_EXTRACTED DATA:_
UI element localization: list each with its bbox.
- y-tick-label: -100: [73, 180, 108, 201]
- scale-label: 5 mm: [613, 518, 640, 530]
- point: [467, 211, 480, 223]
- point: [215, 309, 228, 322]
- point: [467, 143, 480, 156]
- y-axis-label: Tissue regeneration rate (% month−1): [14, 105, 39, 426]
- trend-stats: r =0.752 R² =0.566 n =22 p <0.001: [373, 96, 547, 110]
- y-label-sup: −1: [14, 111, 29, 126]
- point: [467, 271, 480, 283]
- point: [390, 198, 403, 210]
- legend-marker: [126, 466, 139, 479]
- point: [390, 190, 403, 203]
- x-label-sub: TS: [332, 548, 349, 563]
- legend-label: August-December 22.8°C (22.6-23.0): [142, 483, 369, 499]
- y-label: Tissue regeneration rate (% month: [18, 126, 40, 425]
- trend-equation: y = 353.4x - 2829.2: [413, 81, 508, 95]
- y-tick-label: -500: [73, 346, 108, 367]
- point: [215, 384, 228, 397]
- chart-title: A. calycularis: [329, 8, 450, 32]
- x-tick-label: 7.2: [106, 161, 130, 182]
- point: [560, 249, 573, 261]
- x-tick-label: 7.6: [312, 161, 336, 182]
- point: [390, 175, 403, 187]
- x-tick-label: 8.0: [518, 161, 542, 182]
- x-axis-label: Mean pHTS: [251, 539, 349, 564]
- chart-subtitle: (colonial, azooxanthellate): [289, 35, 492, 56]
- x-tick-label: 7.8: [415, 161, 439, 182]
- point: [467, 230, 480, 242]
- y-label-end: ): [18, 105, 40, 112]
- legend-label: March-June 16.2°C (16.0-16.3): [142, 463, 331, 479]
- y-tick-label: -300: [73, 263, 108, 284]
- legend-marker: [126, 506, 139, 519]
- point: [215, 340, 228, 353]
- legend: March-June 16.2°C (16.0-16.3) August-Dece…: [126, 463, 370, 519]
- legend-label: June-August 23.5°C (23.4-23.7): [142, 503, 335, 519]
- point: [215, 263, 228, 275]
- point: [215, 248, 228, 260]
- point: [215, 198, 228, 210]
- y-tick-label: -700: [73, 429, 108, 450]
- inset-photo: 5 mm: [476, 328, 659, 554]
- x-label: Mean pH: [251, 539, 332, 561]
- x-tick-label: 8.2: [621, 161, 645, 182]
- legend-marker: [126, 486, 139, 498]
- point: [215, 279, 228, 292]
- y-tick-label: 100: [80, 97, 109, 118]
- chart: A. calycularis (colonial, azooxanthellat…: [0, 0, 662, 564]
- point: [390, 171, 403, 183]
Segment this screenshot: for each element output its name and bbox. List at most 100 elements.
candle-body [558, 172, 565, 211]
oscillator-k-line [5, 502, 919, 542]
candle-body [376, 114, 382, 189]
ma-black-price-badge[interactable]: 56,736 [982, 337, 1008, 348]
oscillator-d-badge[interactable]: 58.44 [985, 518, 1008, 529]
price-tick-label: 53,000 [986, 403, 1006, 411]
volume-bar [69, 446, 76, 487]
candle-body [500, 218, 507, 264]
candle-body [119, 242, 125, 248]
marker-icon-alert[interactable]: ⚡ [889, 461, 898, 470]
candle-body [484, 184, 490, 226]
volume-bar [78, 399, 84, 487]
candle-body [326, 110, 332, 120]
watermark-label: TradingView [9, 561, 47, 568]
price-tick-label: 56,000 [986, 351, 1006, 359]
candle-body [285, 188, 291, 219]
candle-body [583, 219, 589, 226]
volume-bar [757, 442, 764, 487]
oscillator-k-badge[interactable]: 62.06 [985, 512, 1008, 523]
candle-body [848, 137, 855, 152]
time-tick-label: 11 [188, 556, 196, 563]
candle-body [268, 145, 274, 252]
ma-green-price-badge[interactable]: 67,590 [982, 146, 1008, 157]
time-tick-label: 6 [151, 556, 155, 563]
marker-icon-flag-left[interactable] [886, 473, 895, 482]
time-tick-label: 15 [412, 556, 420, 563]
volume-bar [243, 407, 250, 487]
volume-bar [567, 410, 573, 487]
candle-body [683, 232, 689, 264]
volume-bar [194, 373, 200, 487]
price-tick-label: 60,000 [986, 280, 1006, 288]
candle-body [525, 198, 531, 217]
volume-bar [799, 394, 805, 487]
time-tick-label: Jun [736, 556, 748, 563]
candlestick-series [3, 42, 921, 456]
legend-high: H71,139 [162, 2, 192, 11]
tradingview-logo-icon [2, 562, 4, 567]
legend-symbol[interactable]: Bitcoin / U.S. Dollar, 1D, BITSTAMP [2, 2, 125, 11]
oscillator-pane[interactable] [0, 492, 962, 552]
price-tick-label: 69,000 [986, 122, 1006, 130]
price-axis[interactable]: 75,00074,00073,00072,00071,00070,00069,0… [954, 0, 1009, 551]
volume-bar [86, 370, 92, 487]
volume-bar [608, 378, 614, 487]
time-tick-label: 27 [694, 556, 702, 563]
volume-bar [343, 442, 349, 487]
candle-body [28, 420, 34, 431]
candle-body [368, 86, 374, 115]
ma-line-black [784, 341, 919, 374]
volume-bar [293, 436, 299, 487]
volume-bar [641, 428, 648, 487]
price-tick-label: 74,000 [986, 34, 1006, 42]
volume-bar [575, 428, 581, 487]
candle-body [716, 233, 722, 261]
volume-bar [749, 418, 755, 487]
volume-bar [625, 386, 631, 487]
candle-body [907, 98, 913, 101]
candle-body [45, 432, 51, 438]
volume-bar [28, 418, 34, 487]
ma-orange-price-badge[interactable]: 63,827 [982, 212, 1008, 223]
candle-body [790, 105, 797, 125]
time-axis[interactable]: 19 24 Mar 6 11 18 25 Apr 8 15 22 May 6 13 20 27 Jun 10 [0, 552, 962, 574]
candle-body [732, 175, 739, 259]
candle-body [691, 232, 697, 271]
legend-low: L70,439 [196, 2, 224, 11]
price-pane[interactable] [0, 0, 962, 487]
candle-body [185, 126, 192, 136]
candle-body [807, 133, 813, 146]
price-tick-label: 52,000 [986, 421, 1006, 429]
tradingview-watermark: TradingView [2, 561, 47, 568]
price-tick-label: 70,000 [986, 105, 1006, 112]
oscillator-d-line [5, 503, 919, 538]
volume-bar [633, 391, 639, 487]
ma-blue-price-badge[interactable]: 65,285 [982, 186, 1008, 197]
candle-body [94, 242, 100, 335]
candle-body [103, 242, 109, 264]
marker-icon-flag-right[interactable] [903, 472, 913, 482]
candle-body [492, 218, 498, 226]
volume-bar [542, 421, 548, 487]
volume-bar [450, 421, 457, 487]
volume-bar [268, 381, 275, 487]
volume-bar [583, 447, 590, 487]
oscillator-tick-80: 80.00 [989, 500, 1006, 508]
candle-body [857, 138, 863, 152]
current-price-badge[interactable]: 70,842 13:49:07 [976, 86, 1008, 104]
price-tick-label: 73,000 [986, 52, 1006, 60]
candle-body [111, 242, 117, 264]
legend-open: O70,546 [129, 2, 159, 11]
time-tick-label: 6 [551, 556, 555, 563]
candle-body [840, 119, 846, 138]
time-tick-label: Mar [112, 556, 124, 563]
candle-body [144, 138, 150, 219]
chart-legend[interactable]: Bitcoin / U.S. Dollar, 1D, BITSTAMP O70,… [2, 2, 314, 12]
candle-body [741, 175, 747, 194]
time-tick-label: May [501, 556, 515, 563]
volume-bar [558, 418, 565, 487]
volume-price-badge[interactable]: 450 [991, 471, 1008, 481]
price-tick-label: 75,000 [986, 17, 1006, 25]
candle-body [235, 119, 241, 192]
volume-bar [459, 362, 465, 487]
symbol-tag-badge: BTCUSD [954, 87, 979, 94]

_STATED EXERCISE:_
Reproduce every row above, swapping each "legend-marker" for "legend-swatch" and leaving everything else unchanged.

_REPLY TO THE TASK:_
UI element localization: list each with its bbox.
- y-tick-label: -100: [73, 180, 108, 201]
- scale-label: 5 mm: [613, 518, 640, 530]
- point: [467, 211, 480, 223]
- point: [215, 309, 228, 322]
- point: [467, 143, 480, 156]
- y-axis-label: Tissue regeneration rate (% month−1): [14, 105, 39, 426]
- trend-stats: r =0.752 R² =0.566 n =22 p <0.001: [373, 96, 547, 110]
- y-label-sup: −1: [14, 111, 29, 126]
- point: [467, 271, 480, 283]
- point: [390, 198, 403, 210]
- legend-swatch: [126, 466, 139, 479]
- point: [390, 190, 403, 203]
- x-label-sub: TS: [332, 548, 349, 563]
- legend-label: August-December 22.8°C (22.6-23.0): [142, 483, 369, 499]
- y-label: Tissue regeneration rate (% month: [18, 126, 40, 425]
- trend-equation: y = 353.4x - 2829.2: [413, 81, 508, 95]
- y-tick-label: -500: [73, 346, 108, 367]
- point: [215, 384, 228, 397]
- chart-title: A. calycularis: [329, 8, 450, 32]
- x-tick-label: 7.2: [106, 161, 130, 182]
- point: [560, 249, 573, 261]
- x-tick-label: 7.6: [312, 161, 336, 182]
- point: [390, 175, 403, 187]
- x-tick-label: 8.0: [518, 161, 542, 182]
- x-axis-label: Mean pHTS: [251, 539, 349, 564]
- chart-subtitle: (colonial, azooxanthellate): [289, 35, 492, 56]
- x-tick-label: 7.8: [415, 161, 439, 182]
- point: [467, 230, 480, 242]
- y-label-end: ): [18, 105, 40, 112]
- legend-label: March-June 16.2°C (16.0-16.3): [142, 463, 331, 479]
- y-tick-label: -300: [73, 263, 108, 284]
- legend-swatch: [126, 506, 139, 519]
- point: [215, 340, 228, 353]
- legend: March-June 16.2°C (16.0-16.3) August-Dece…: [126, 463, 370, 519]
- legend-label: June-August 23.5°C (23.4-23.7): [142, 503, 335, 519]
- point: [215, 263, 228, 275]
- point: [215, 248, 228, 260]
- point: [215, 198, 228, 210]
- y-tick-label: -700: [73, 429, 108, 450]
- inset-photo: 5 mm: [476, 328, 659, 554]
- x-label: Mean pH: [251, 539, 332, 561]
- x-tick-label: 8.2: [621, 161, 645, 182]
- legend-swatch: [126, 486, 139, 498]
- point: [215, 279, 228, 292]
- y-tick-label: 100: [80, 97, 109, 118]
- chart: A. calycularis (colonial, azooxanthellat…: [0, 0, 662, 564]
- point: [390, 171, 403, 183]
Segment this screenshot: for each element output its name and bbox. List at most 100 elements.
candle-body [558, 172, 565, 211]
oscillator-k-line [5, 502, 919, 542]
candle-body [376, 114, 382, 189]
ma-black-price-badge[interactable]: 56,736 [982, 337, 1008, 348]
oscillator-d-badge[interactable]: 58.44 [985, 518, 1008, 529]
price-tick-label: 53,000 [986, 403, 1006, 411]
volume-bar [69, 446, 76, 487]
candle-body [500, 218, 507, 264]
candle-body [119, 242, 125, 248]
marker-icon-alert[interactable]: ⚡ [889, 461, 898, 470]
candle-body [484, 184, 490, 226]
volume-bar [78, 399, 84, 487]
candle-body [326, 110, 332, 120]
watermark-label: TradingView [9, 561, 47, 568]
price-tick-label: 56,000 [986, 351, 1006, 359]
candle-body [285, 188, 291, 219]
candle-body [583, 219, 589, 226]
volume-bar [757, 442, 764, 487]
oscillator-k-badge[interactable]: 62.06 [985, 512, 1008, 523]
candle-body [848, 137, 855, 152]
time-tick-label: 11 [188, 556, 196, 563]
candle-body [268, 145, 274, 252]
ma-green-price-badge[interactable]: 67,590 [982, 146, 1008, 157]
time-tick-label: 6 [151, 556, 155, 563]
marker-icon-flag-left[interactable] [886, 473, 895, 482]
time-tick-label: 15 [412, 556, 420, 563]
volume-bar [243, 407, 250, 487]
volume-bar [567, 410, 573, 487]
candle-body [683, 232, 689, 264]
volume-bar [194, 373, 200, 487]
price-tick-label: 60,000 [986, 280, 1006, 288]
candle-body [525, 198, 531, 217]
volume-bar [799, 394, 805, 487]
time-tick-label: Jun [736, 556, 748, 563]
candlestick-series [3, 42, 921, 456]
legend-high: H71,139 [162, 2, 192, 11]
tradingview-logo-icon [2, 562, 4, 567]
legend-symbol[interactable]: Bitcoin / U.S. Dollar, 1D, BITSTAMP [2, 2, 125, 11]
oscillator-pane[interactable] [0, 492, 962, 552]
price-tick-label: 69,000 [986, 122, 1006, 130]
price-axis[interactable]: 75,00074,00073,00072,00071,00070,00069,0… [954, 0, 1009, 551]
volume-bar [86, 370, 92, 487]
volume-bar [608, 378, 614, 487]
time-tick-label: 27 [694, 556, 702, 563]
volume-bar [343, 442, 349, 487]
candle-body [28, 420, 34, 431]
candle-body [368, 86, 374, 115]
ma-line-black [784, 341, 919, 374]
volume-bar [293, 436, 299, 487]
volume-bar [641, 428, 648, 487]
price-tick-label: 74,000 [986, 34, 1006, 42]
volume-bar [575, 428, 581, 487]
candle-body [716, 233, 722, 261]
volume-bar [749, 418, 755, 487]
volume-bar [625, 386, 631, 487]
candle-body [907, 98, 913, 101]
candle-body [45, 432, 51, 438]
volume-bar [28, 418, 34, 487]
ma-orange-price-badge[interactable]: 63,827 [982, 212, 1008, 223]
candle-body [790, 105, 797, 125]
time-axis[interactable]: 19 24 Mar 6 11 18 25 Apr 8 15 22 May 6 13 20 27 Jun 10 [0, 552, 962, 574]
candle-body [732, 175, 739, 259]
candle-body [691, 232, 697, 271]
legend-low: L70,439 [196, 2, 224, 11]
price-pane[interactable] [0, 0, 962, 487]
candle-body [185, 126, 192, 136]
candle-body [807, 133, 813, 146]
price-tick-label: 52,000 [986, 421, 1006, 429]
tradingview-watermark: TradingView [2, 561, 47, 568]
price-tick-label: 70,000 [986, 105, 1006, 112]
oscillator-d-line [5, 503, 919, 538]
volume-bar [633, 391, 639, 487]
ma-blue-price-badge[interactable]: 65,285 [982, 186, 1008, 197]
candle-body [94, 242, 100, 335]
candle-body [103, 242, 109, 264]
marker-icon-flag-right[interactable] [903, 472, 913, 482]
candle-body [492, 218, 498, 226]
volume-bar [542, 421, 548, 487]
volume-bar [450, 421, 457, 487]
volume-bar [268, 381, 275, 487]
volume-bar [583, 447, 590, 487]
oscillator-tick-80: 80.00 [989, 500, 1006, 508]
candle-body [857, 138, 863, 152]
current-price-badge[interactable]: 70,842 13:49:07 [976, 86, 1008, 104]
price-tick-label: 73,000 [986, 52, 1006, 60]
candle-body [111, 242, 117, 264]
legend-open: O70,546 [129, 2, 159, 11]
time-tick-label: 6 [551, 556, 555, 563]
candle-body [840, 119, 846, 138]
time-tick-label: Mar [112, 556, 124, 563]
candle-body [144, 138, 150, 219]
chart-legend[interactable]: Bitcoin / U.S. Dollar, 1D, BITSTAMP O70,… [2, 2, 314, 12]
candle-body [741, 175, 747, 194]
time-tick-label: May [501, 556, 515, 563]
volume-bar [558, 418, 565, 487]
volume-price-badge[interactable]: 450 [991, 471, 1008, 481]
price-tick-label: 75,000 [986, 17, 1006, 25]
candle-body [235, 119, 241, 192]
volume-bar [459, 362, 465, 487]
symbol-tag-badge: BTCUSD [954, 87, 979, 94]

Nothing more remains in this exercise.